[Material for this exercise]
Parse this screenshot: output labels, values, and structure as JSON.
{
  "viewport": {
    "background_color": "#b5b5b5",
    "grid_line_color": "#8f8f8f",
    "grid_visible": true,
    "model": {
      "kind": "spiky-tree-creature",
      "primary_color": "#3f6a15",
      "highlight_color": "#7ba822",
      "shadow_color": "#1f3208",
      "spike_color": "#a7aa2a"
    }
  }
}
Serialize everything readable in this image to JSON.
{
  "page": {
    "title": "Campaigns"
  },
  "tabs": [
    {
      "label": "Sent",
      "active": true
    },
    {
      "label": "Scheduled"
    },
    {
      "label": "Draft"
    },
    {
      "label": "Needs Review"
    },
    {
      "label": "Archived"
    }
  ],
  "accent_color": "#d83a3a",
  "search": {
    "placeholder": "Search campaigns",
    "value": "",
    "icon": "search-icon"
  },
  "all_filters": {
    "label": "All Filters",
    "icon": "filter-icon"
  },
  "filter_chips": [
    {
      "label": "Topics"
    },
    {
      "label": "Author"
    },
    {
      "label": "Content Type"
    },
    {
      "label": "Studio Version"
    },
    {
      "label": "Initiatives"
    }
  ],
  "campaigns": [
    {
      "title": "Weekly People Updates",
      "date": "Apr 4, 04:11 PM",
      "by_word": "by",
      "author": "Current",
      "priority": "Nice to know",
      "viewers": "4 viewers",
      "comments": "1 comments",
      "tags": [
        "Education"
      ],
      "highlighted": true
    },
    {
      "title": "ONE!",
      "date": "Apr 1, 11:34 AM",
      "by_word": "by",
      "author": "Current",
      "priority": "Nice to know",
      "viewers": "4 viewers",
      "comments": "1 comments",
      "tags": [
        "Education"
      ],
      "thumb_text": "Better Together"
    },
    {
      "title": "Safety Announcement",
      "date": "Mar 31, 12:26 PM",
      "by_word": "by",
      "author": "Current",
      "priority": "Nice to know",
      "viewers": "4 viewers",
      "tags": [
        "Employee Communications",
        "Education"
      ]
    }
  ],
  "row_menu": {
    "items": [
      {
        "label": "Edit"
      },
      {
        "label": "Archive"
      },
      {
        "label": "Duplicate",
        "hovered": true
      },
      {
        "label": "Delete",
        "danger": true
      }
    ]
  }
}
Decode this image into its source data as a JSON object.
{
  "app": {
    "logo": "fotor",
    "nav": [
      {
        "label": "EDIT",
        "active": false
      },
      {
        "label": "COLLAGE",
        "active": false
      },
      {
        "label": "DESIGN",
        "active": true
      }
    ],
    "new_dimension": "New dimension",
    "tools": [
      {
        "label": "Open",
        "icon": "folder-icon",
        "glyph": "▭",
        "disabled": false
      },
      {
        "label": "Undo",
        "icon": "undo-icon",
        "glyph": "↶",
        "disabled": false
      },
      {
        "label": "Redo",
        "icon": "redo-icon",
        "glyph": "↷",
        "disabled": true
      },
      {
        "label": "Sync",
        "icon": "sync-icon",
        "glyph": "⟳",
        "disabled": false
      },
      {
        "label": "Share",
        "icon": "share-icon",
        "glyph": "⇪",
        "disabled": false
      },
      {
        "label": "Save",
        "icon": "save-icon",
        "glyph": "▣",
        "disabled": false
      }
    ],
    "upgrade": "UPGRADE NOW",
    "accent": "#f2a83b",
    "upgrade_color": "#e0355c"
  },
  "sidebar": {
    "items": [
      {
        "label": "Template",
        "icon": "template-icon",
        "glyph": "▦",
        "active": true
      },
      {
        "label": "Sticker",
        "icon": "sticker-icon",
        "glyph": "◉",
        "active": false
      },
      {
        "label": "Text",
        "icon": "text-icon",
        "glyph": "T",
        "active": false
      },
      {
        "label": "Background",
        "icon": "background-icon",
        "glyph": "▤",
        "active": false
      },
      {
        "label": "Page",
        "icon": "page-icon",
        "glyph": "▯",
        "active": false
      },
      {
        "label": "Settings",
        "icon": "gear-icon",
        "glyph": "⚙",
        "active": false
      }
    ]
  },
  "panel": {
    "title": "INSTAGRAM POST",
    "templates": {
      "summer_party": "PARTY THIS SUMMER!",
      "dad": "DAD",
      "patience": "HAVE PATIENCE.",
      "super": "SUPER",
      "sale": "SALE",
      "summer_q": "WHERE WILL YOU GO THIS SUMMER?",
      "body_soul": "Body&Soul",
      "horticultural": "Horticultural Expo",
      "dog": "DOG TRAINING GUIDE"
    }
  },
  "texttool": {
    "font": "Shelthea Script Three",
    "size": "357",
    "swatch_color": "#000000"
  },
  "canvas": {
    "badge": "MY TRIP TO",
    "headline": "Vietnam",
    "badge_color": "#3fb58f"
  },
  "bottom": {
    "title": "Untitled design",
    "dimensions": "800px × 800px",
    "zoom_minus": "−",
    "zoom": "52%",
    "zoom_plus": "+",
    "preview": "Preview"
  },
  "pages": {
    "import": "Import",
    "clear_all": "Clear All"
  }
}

[Task to complete]
Exactly reproduce all of the entries.

[Exercise response]
Parse this screenshot: output labels, values, and structure as JSON.
{
  "viewport": {
    "background_color": "#b5b5b5",
    "grid_line_color": "#8f8f8f",
    "grid_visible": true,
    "model": {
      "kind": "spiky-tree-creature",
      "primary_color": "#3f6a15",
      "highlight_color": "#7ba822",
      "shadow_color": "#1f3208",
      "spike_color": "#a7aa2a"
    }
  }
}
Serialize everything readable in this image to JSON.
{
  "page": {
    "title": "Campaigns"
  },
  "tabs": [
    {
      "label": "Sent",
      "active": true
    },
    {
      "label": "Scheduled"
    },
    {
      "label": "Draft"
    },
    {
      "label": "Needs Review"
    },
    {
      "label": "Archived"
    }
  ],
  "accent_color": "#d83a3a",
  "search": {
    "placeholder": "Search campaigns",
    "value": "",
    "icon": "search-icon"
  },
  "all_filters": {
    "label": "All Filters",
    "icon": "filter-icon"
  },
  "filter_chips": [
    {
      "label": "Topics"
    },
    {
      "label": "Author"
    },
    {
      "label": "Content Type"
    },
    {
      "label": "Studio Version"
    },
    {
      "label": "Initiatives"
    }
  ],
  "campaigns": [
    {
      "title": "Weekly People Updates",
      "date": "Apr 4, 04:11 PM",
      "by_word": "by",
      "author": "Current",
      "priority": "Nice to know",
      "viewers": "4 viewers",
      "comments": "1 comments",
      "tags": [
        "Education"
      ],
      "highlighted": true
    },
    {
      "title": "ONE!",
      "date": "Apr 1, 11:34 AM",
      "by_word": "by",
      "author": "Current",
      "priority": "Nice to know",
      "viewers": "4 viewers",
      "comments": "1 comments",
      "tags": [
        "Education"
      ],
      "thumb_text": "Better Together"
    },
    {
      "title": "Safety Announcement",
      "date": "Mar 31, 12:26 PM",
      "by_word": "by",
      "author": "Current",
      "priority": "Nice to know",
      "viewers": "4 viewers",
      "tags": [
        "Employee Communications",
        "Education"
      ]
    }
  ],
  "row_menu": {
    "items": [
      {
        "label": "Edit"
      },
      {
        "label": "Archive"
      },
      {
        "label": "Duplicate",
        "hovered": true
      },
      {
        "label": "Delete",
        "danger": true
      }
    ]
  }
}
Decode this image into its source data as a JSON object.
{
  "app": {
    "logo": "fotor",
    "nav": [
      {
        "label": "EDIT",
        "active": false
      },
      {
        "label": "COLLAGE",
        "active": false
      },
      {
        "label": "DESIGN",
        "active": true
      }
    ],
    "new_dimension": "New dimension",
    "tools": [
      {
        "label": "Open",
        "icon": "folder-icon",
        "glyph": "▭",
        "disabled": false
      },
      {
        "label": "Undo",
        "icon": "undo-icon",
        "glyph": "↶",
        "disabled": false
      },
      {
        "label": "Redo",
        "icon": "redo-icon",
        "glyph": "↷",
        "disabled": true
      },
      {
        "label": "Sync",
        "icon": "sync-icon",
        "glyph": "⟳",
        "disabled": false
      },
      {
        "label": "Share",
        "icon": "share-icon",
        "glyph": "⇪",
        "disabled": false
      },
      {
        "label": "Save",
        "icon": "save-icon",
        "glyph": "▣",
        "disabled": false
      }
    ],
    "upgrade": "UPGRADE NOW",
    "accent": "#f2a83b",
    "upgrade_color": "#e0355c"
  },
  "sidebar": {
    "items": [
      {
        "label": "Template",
        "icon": "template-icon",
        "glyph": "▦",
        "active": true
      },
      {
        "label": "Sticker",
        "icon": "sticker-icon",
        "glyph": "◉",
        "active": false
      },
      {
        "label": "Text",
        "icon": "text-icon",
        "glyph": "T",
        "active": false
      },
      {
        "label": "Background",
        "icon": "background-icon",
        "glyph": "▤",
        "active": false
      },
      {
        "label": "Page",
        "icon": "page-icon",
        "glyph": "▯",
        "active": false
      },
      {
        "label": "Settings",
        "icon": "gear-icon",
        "glyph": "⚙",
        "active": false
      }
    ]
  },
  "panel": {
    "title": "INSTAGRAM POST",
    "templates": {
      "summer_party": "PARTY THIS SUMMER!",
      "dad": "DAD",
      "patience": "HAVE PATIENCE.",
      "super": "SUPER",
      "sale": "SALE",
      "summer_q": "WHERE WILL YOU GO THIS SUMMER?",
      "body_soul": "Body&Soul",
      "horticultural": "Horticultural Expo",
      "dog": "DOG TRAINING GUIDE"
    }
  },
  "texttool": {
    "font": "Shelthea Script Three",
    "size": "357",
    "swatch_color": "#000000"
  },
  "canvas": {
    "badge": "MY TRIP TO",
    "headline": "Vietnam",
    "badge_color": "#3fb58f"
  },
  "bottom": {
    "title": "Untitled design",
    "dimensions": "800px × 800px",
    "zoom_minus": "−",
    "zoom": "52%",
    "zoom_plus": "+",
    "preview": "Preview"
  },
  "pages": {
    "import": "Import",
    "clear_all": "Clear All"
  }
}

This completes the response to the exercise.